### WORK TO BE COMPLETED
Below is a set of records; print all of them exactly as written.
___ DATASET RECORDS
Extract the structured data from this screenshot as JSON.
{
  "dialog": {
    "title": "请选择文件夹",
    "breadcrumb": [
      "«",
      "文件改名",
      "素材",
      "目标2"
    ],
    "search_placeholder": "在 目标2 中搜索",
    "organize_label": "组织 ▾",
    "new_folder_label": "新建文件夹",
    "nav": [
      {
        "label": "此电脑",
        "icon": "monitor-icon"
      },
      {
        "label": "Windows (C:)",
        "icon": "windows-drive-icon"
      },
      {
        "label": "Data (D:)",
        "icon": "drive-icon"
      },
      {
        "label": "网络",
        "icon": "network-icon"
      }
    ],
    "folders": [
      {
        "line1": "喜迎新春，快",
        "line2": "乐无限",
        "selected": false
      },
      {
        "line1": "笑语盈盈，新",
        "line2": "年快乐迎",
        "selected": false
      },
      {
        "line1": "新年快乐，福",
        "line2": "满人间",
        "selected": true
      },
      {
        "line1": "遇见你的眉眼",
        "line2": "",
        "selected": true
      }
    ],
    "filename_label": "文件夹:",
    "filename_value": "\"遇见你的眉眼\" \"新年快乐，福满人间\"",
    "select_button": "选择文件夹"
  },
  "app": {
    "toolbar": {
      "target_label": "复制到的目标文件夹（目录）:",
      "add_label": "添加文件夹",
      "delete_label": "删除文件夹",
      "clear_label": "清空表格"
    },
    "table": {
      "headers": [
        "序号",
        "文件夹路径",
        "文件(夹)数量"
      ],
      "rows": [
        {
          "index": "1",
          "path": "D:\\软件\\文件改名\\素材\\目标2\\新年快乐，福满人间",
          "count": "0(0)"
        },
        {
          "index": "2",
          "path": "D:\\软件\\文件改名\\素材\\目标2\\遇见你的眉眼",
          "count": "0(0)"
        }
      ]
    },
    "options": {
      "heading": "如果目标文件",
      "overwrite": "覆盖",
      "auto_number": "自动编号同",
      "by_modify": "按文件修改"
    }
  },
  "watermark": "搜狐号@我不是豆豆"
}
______
### SOLUTION TO THIS EXERCISE
Extract the structured data from this screenshot as JSON.
{
  "dialog": {
    "title": "请选择文件夹",
    "breadcrumb": [
      "«",
      "文件改名",
      "素材",
      "目标2"
    ],
    "search_placeholder": "在 目标2 中搜索",
    "organize_label": "组织 ▾",
    "new_folder_label": "新建文件夹",
    "nav": [
      {
        "label": "此电脑",
        "icon": "monitor-icon"
      },
      {
        "label": "Windows (C:)",
        "icon": "windows-drive-icon"
      },
      {
        "label": "Data (D:)",
        "icon": "drive-icon"
      },
      {
        "label": "网络",
        "icon": "network-icon"
      }
    ],
    "folders": [
      {
        "line1": "喜迎新春，快",
        "line2": "乐无限",
        "selected": false
      },
      {
        "line1": "笑语盈盈，新",
        "line2": "年快乐迎",
        "selected": false
      },
      {
        "line1": "新年快乐，福",
        "line2": "满人间",
        "selected": true
      },
      {
        "line1": "遇见你的眉眼",
        "line2": "",
        "selected": true
      }
    ],
    "filename_label": "文件夹:",
    "filename_value": "\"遇见你的眉眼\" \"新年快乐，福满人间\"",
    "select_button": "选择文件夹"
  },
  "app": {
    "toolbar": {
      "target_label": "复制到的目标文件夹（目录）:",
      "add_label": "添加文件夹",
      "delete_label": "删除文件夹",
      "clear_label": "清空表格"
    },
    "table": {
      "headers": [
        "序号",
        "文件夹路径",
        "文件(夹)数量"
      ],
      "rows": [
        {
          "index": "1",
          "path": "D:\\软件\\文件改名\\素材\\目标2\\新年快乐，福满人间",
          "count": "0(0)"
        },
        {
          "index": "2",
          "path": "D:\\软件\\文件改名\\素材\\目标2\\遇见你的眉眼",
          "count": "0(0)"
        }
      ]
    },
    "options": {
      "heading": "如果目标文件",
      "overwrite": "覆盖",
      "auto_number": "自动编号同",
      "by_modify": "按文件修改"
    }
  },
  "watermark": "搜狐号@我不是豆豆"
}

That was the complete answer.